# EXERCISE
Pick out the lines in the listing below that contain the word "ионов" and copy them.

# SUPPLIED DATA
----
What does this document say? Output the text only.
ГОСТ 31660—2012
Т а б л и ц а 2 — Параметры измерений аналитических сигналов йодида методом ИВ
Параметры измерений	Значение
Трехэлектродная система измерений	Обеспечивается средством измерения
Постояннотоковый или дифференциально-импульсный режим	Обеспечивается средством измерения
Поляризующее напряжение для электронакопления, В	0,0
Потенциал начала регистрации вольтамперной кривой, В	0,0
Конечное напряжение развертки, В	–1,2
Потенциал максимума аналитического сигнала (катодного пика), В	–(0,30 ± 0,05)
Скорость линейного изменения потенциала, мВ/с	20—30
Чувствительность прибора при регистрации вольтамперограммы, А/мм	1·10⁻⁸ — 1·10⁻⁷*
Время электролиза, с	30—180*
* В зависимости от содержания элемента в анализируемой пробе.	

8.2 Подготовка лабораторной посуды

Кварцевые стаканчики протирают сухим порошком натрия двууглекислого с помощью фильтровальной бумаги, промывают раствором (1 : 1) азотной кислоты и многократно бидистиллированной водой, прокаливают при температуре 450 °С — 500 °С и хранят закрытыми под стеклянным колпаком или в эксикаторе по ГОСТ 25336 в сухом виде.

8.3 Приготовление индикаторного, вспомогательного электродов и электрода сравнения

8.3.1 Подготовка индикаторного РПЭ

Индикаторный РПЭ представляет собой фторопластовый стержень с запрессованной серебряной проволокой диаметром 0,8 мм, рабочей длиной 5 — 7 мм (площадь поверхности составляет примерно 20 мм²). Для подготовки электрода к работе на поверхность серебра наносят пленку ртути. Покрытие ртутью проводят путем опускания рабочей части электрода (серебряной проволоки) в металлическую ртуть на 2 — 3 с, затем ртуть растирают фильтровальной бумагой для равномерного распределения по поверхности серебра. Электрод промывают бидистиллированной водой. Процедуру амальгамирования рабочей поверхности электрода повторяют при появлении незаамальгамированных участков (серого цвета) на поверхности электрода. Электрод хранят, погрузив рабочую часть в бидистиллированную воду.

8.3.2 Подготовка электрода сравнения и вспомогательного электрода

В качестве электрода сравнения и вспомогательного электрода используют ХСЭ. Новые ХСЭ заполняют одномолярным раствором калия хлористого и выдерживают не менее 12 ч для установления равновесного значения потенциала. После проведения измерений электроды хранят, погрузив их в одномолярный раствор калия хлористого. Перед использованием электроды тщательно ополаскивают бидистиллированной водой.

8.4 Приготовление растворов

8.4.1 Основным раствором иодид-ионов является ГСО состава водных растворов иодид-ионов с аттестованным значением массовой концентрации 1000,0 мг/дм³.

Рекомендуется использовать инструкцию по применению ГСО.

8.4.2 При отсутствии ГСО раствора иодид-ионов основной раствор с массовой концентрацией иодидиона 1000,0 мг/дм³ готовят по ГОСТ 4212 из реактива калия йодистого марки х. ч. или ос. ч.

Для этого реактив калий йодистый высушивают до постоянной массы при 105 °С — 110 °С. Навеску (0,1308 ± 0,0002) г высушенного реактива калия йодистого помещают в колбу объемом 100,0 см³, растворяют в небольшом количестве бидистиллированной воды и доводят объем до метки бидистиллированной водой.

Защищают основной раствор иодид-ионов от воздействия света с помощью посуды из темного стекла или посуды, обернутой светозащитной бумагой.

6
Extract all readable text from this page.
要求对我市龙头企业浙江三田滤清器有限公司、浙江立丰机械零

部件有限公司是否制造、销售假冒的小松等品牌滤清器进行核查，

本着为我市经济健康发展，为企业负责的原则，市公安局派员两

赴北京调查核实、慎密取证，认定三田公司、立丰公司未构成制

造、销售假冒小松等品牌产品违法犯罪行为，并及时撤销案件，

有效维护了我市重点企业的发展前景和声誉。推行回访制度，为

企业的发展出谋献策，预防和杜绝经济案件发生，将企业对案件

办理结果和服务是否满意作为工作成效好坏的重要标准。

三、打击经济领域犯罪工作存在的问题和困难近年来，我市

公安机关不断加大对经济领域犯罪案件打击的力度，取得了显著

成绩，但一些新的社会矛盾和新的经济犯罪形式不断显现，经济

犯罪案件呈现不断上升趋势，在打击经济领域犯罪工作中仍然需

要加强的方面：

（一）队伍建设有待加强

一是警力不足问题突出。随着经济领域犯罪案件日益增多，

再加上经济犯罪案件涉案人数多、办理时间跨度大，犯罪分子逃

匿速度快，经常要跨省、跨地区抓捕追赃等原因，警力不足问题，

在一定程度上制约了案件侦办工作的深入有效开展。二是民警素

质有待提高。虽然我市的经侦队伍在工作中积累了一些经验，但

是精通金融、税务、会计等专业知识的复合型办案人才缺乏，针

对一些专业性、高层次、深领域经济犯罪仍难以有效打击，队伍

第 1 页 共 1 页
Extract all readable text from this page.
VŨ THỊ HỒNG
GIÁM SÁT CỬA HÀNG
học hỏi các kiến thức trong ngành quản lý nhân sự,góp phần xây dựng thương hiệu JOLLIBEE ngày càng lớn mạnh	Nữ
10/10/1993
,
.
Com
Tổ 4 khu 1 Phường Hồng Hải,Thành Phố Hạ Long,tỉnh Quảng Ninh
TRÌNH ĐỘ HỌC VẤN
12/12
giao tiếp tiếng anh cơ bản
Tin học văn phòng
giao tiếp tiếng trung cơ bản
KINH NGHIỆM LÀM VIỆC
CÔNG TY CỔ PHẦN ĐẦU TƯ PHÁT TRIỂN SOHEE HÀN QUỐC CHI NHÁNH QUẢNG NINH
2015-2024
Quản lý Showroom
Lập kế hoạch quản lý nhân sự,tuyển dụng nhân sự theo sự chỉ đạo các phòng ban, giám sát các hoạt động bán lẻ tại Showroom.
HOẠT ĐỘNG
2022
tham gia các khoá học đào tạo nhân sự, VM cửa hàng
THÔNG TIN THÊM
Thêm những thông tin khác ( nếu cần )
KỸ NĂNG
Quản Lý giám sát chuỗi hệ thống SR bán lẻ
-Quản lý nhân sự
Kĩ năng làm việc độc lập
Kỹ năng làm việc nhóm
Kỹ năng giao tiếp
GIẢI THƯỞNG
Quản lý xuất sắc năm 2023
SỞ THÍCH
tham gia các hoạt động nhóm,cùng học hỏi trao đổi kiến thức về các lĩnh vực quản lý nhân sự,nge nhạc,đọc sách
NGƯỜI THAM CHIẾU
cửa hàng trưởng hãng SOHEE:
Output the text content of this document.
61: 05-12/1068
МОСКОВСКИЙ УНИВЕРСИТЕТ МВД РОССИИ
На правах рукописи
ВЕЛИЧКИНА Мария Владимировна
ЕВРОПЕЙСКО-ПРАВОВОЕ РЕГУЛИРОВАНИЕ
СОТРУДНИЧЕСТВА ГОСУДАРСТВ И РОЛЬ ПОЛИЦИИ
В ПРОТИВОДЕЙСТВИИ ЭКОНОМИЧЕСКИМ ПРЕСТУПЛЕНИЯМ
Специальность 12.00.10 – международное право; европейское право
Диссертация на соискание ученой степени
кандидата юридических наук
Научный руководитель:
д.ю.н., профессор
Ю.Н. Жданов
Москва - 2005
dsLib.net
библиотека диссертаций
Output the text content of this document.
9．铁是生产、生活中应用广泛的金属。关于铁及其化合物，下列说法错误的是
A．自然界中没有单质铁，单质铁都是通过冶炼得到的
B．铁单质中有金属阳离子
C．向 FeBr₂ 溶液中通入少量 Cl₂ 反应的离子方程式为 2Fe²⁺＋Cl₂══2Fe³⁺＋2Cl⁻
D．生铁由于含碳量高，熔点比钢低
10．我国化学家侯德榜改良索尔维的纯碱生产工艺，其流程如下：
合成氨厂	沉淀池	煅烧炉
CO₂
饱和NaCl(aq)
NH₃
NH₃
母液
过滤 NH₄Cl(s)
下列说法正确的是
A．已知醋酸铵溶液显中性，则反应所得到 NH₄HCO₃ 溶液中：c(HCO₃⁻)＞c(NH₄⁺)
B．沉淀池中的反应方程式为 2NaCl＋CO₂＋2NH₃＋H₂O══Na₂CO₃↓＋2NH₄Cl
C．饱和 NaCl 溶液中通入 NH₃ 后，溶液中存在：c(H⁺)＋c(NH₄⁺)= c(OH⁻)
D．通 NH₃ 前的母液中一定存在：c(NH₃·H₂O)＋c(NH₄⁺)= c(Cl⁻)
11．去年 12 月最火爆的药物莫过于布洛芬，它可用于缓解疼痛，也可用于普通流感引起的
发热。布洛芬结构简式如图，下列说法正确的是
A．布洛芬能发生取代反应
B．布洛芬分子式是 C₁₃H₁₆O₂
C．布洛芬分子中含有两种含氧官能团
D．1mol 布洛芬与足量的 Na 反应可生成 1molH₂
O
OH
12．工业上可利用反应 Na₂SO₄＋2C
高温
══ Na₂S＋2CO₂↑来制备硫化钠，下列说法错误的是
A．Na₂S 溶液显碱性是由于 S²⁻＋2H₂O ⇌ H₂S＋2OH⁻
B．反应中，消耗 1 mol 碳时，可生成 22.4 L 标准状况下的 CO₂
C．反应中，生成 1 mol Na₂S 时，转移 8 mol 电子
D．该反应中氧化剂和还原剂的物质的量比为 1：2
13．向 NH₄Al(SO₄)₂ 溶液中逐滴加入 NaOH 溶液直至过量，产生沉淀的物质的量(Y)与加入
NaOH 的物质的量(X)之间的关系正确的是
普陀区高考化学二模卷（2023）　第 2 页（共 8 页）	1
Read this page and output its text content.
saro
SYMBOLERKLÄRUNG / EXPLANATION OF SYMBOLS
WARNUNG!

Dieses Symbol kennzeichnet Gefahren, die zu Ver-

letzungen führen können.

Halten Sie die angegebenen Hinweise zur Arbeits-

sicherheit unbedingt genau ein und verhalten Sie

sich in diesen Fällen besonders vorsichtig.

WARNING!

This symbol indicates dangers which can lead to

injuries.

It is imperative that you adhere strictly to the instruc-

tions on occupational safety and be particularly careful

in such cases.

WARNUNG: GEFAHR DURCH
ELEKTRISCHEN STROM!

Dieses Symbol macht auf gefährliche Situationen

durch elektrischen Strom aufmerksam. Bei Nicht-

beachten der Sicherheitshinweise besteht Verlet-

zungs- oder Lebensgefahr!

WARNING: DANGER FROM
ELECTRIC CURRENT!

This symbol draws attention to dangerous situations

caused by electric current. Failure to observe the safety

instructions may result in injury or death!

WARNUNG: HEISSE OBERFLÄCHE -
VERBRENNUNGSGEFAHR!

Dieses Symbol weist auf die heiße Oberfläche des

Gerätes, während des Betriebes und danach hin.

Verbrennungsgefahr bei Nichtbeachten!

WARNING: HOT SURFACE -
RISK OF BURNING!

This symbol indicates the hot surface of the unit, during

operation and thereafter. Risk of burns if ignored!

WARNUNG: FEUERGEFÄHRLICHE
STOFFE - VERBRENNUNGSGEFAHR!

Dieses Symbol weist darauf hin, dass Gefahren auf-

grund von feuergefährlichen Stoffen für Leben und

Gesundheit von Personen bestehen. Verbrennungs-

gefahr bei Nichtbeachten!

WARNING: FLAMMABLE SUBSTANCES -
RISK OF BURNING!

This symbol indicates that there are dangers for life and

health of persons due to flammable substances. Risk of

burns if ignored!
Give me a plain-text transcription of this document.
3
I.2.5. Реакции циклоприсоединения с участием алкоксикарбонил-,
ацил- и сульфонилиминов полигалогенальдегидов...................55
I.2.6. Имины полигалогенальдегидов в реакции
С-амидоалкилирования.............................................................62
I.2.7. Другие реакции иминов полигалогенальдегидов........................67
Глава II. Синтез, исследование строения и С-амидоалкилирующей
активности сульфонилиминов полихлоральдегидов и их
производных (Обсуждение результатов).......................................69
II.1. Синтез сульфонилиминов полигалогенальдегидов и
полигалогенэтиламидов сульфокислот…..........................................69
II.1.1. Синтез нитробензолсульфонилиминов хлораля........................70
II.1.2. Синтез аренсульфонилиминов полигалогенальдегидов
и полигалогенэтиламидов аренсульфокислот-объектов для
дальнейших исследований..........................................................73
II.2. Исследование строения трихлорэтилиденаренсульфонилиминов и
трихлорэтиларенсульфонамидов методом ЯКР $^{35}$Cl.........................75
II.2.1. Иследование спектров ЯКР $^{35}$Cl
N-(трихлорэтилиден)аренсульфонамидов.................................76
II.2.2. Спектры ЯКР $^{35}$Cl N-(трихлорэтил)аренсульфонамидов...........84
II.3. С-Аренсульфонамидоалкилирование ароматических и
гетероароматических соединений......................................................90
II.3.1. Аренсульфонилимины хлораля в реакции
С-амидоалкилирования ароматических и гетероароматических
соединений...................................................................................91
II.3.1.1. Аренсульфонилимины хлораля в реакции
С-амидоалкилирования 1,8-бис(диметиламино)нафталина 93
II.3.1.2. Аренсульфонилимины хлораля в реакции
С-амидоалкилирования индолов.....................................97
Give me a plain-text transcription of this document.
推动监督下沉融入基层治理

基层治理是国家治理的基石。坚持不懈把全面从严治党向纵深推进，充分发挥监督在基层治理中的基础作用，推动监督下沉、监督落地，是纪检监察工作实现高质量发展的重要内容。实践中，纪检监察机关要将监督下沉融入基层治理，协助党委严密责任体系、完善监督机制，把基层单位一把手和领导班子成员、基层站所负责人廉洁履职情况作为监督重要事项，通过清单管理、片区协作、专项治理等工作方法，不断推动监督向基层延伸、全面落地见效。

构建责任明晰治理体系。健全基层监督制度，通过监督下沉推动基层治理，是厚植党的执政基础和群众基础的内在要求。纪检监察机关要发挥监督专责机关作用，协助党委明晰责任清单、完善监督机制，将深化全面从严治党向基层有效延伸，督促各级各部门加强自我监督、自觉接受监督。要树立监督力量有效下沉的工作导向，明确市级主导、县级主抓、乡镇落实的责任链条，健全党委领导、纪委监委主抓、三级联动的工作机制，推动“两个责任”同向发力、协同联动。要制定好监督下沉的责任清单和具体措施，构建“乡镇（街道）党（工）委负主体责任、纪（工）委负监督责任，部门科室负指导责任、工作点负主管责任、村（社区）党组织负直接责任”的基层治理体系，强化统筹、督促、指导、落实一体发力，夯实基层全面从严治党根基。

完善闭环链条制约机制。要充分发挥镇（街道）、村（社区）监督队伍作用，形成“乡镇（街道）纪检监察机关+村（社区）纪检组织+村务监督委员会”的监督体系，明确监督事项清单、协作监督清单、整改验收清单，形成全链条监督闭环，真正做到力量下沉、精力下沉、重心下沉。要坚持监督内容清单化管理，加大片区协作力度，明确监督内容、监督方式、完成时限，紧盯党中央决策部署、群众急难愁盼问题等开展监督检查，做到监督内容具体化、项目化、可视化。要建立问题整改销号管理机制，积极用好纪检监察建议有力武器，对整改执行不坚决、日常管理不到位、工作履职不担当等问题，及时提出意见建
----
# EXERCISE RESPONSE
8.4.1 Основным раствором иодид-ионов является ГСО состава водных растворов иодид-ионов с аттестованным значением массовой концентрации 1000,0 мг/дм³.
8.4.2 При отсутствии ГСО раствора иодид-ионов основной раствор с массовой концентрацией иодидиона 1000,0 мг/дм³ готовят по ГОСТ 4212 из реактива калия йодистого марки х. ч. или ос. ч.
Защищают основной раствор иодид-ионов от воздействия света с помощью посуды из темного стекла или посуды, обернутой светозащитной бумагой.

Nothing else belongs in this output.